Chart and figure data:
■ ■ ■ ■ ■ ■ ■

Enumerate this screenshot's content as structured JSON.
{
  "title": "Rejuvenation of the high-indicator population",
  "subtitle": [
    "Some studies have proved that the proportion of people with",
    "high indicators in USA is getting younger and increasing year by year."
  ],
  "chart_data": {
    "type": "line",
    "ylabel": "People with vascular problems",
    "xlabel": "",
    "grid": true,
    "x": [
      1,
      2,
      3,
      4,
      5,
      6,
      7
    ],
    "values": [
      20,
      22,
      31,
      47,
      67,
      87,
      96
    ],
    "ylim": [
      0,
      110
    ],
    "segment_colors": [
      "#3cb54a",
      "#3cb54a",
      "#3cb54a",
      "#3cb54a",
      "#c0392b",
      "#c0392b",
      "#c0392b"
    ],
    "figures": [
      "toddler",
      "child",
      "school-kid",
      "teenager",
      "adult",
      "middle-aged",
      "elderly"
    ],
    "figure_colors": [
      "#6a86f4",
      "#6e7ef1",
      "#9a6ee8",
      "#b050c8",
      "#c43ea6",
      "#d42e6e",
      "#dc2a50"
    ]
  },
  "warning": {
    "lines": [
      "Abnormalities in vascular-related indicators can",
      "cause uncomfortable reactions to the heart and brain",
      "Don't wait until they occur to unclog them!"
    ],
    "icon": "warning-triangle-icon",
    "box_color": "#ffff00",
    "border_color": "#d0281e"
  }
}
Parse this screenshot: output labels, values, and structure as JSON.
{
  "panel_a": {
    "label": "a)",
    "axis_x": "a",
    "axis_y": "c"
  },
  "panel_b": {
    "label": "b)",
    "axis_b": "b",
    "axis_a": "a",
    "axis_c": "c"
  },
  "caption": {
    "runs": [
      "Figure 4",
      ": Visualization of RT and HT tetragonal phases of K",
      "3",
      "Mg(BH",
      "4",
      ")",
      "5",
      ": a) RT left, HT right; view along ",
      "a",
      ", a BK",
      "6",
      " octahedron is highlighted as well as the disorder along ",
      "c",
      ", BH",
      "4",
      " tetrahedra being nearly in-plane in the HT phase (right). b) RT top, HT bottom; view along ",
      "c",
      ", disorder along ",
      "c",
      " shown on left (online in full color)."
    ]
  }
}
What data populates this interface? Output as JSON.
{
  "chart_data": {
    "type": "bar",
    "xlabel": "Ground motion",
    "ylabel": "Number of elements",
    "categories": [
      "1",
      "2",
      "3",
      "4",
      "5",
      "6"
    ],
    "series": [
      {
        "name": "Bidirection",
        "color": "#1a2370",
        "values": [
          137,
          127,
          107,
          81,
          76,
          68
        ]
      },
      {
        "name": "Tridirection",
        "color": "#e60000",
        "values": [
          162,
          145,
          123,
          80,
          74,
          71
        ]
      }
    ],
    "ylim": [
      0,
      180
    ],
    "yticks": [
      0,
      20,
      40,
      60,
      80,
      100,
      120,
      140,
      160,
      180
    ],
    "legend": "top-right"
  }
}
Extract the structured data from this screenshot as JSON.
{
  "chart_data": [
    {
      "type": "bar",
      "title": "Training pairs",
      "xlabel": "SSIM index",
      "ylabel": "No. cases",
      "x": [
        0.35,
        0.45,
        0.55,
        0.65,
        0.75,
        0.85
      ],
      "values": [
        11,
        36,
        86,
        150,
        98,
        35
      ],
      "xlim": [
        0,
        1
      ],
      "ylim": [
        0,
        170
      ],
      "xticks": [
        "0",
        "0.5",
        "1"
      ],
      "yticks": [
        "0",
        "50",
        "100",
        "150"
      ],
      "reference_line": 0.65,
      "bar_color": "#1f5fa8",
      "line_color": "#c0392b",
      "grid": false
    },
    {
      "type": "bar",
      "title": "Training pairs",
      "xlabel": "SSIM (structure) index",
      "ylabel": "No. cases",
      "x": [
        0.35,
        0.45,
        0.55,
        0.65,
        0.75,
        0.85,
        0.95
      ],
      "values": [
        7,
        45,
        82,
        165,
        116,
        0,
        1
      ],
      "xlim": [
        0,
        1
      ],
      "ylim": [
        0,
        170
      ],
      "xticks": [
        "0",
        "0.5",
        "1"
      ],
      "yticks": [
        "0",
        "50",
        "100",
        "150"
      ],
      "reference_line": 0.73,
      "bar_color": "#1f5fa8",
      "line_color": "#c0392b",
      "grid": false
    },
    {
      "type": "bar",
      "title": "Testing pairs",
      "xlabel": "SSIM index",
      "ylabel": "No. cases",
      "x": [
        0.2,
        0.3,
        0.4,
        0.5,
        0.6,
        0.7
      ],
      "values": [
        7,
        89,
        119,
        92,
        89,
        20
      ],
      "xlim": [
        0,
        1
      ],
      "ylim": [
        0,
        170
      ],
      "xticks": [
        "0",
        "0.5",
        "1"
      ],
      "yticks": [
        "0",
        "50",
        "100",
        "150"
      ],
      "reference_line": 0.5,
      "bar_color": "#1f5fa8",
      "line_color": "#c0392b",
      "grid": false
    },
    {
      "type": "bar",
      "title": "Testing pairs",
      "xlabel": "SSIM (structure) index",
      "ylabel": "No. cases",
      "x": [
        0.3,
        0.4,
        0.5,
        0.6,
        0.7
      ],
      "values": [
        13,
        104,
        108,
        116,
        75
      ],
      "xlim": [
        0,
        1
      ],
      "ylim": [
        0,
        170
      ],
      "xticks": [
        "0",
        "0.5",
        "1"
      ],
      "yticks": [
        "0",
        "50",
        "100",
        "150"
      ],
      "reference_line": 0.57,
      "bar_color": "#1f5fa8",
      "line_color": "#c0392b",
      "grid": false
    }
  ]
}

■ ■ ■ ■ ■ ■ ■

Task details
Reproduce all of the entries word for word.

Written answer
Enumerate this screenshot's content as structured JSON.
{
  "title": "Rejuvenation of the high-indicator population",
  "subtitle": [
    "Some studies have proved that the proportion of people with",
    "high indicators in USA is getting younger and increasing year by year."
  ],
  "chart_data": {
    "type": "line",
    "ylabel": "People with vascular problems",
    "xlabel": "",
    "grid": true,
    "x": [
      1,
      2,
      3,
      4,
      5,
      6,
      7
    ],
    "values": [
      20,
      22,
      31,
      47,
      67,
      87,
      96
    ],
    "ylim": [
      0,
      110
    ],
    "segment_colors": [
      "#3cb54a",
      "#3cb54a",
      "#3cb54a",
      "#3cb54a",
      "#c0392b",
      "#c0392b",
      "#c0392b"
    ],
    "figures": [
      "toddler",
      "child",
      "school-kid",
      "teenager",
      "adult",
      "middle-aged",
      "elderly"
    ],
    "figure_colors": [
      "#6a86f4",
      "#6e7ef1",
      "#9a6ee8",
      "#b050c8",
      "#c43ea6",
      "#d42e6e",
      "#dc2a50"
    ]
  },
  "warning": {
    "lines": [
      "Abnormalities in vascular-related indicators can",
      "cause uncomfortable reactions to the heart and brain",
      "Don't wait until they occur to unclog them!"
    ],
    "icon": "warning-triangle-icon",
    "box_color": "#ffff00",
    "border_color": "#d0281e"
  }
}
Parse this screenshot: output labels, values, and structure as JSON.
{
  "panel_a": {
    "label": "a)",
    "axis_x": "a",
    "axis_y": "c"
  },
  "panel_b": {
    "label": "b)",
    "axis_b": "b",
    "axis_a": "a",
    "axis_c": "c"
  },
  "caption": {
    "runs": [
      "Figure 4",
      ": Visualization of RT and HT tetragonal phases of K",
      "3",
      "Mg(BH",
      "4",
      ")",
      "5",
      ": a) RT left, HT right; view along ",
      "a",
      ", a BK",
      "6",
      " octahedron is highlighted as well as the disorder along ",
      "c",
      ", BH",
      "4",
      " tetrahedra being nearly in-plane in the HT phase (right). b) RT top, HT bottom; view along ",
      "c",
      ", disorder along ",
      "c",
      " shown on left (online in full color)."
    ]
  }
}
What data populates this interface? Output as JSON.
{
  "chart_data": {
    "type": "bar",
    "xlabel": "Ground motion",
    "ylabel": "Number of elements",
    "categories": [
      "1",
      "2",
      "3",
      "4",
      "5",
      "6"
    ],
    "series": [
      {
        "name": "Bidirection",
        "color": "#1a2370",
        "values": [
          137,
          127,
          107,
          81,
          76,
          68
        ]
      },
      {
        "name": "Tridirection",
        "color": "#e60000",
        "values": [
          162,
          145,
          123,
          80,
          74,
          71
        ]
      }
    ],
    "ylim": [
      0,
      180
    ],
    "yticks": [
      0,
      20,
      40,
      60,
      80,
      100,
      120,
      140,
      160,
      180
    ],
    "legend": "top-right"
  }
}
Extract the structured data from this screenshot as JSON.
{
  "chart_data": [
    {
      "type": "bar",
      "title": "Training pairs",
      "xlabel": "SSIM index",
      "ylabel": "No. cases",
      "x": [
        0.35,
        0.45,
        0.55,
        0.65,
        0.75,
        0.85
      ],
      "values": [
        11,
        36,
        86,
        150,
        98,
        35
      ],
      "xlim": [
        0,
        1
      ],
      "ylim": [
        0,
        170
      ],
      "xticks": [
        "0",
        "0.5",
        "1"
      ],
      "yticks": [
        "0",
        "50",
        "100",
        "150"
      ],
      "reference_line": 0.65,
      "bar_color": "#1f5fa8",
      "line_color": "#c0392b",
      "grid": false
    },
    {
      "type": "bar",
      "title": "Training pairs",
      "xlabel": "SSIM (structure) index",
      "ylabel": "No. cases",
      "x": [
        0.35,
        0.45,
        0.55,
        0.65,
        0.75,
        0.85,
        0.95
      ],
      "values": [
        7,
        45,
        82,
        165,
        116,
        0,
        1
      ],
      "xlim": [
        0,
        1
      ],
      "ylim": [
        0,
        170
      ],
      "xticks": [
        "0",
        "0.5",
        "1"
      ],
      "yticks": [
        "0",
        "50",
        "100",
        "150"
      ],
      "reference_line": 0.73,
      "bar_color": "#1f5fa8",
      "line_color": "#c0392b",
      "grid": false
    },
    {
      "type": "bar",
      "title": "Testing pairs",
      "xlabel": "SSIM index",
      "ylabel": "No. cases",
      "x": [
        0.2,
        0.3,
        0.4,
        0.5,
        0.6,
        0.7
      ],
      "values": [
        7,
        89,
        119,
        92,
        89,
        20
      ],
      "xlim": [
        0,
        1
      ],
      "ylim": [
        0,
        170
      ],
      "xticks": [
        "0",
        "0.5",
        "1"
      ],
      "yticks": [
        "0",
        "50",
        "100",
        "150"
      ],
      "reference_line": 0.5,
      "bar_color": "#1f5fa8",
      "line_color": "#c0392b",
      "grid": false
    },
    {
      "type": "bar",
      "title": "Testing pairs",
      "xlabel": "SSIM (structure) index",
      "ylabel": "No. cases",
      "x": [
        0.3,
        0.4,
        0.5,
        0.6,
        0.7
      ],
      "values": [
        13,
        104,
        108,
        116,
        75
      ],
      "xlim": [
        0,
        1
      ],
      "ylim": [
        0,
        170
      ],
      "xticks": [
        "0",
        "0.5",
        "1"
      ],
      "yticks": [
        "0",
        "50",
        "100",
        "150"
      ],
      "reference_line": 0.57,
      "bar_color": "#1f5fa8",
      "line_color": "#c0392b",
      "grid": false
    }
  ]
}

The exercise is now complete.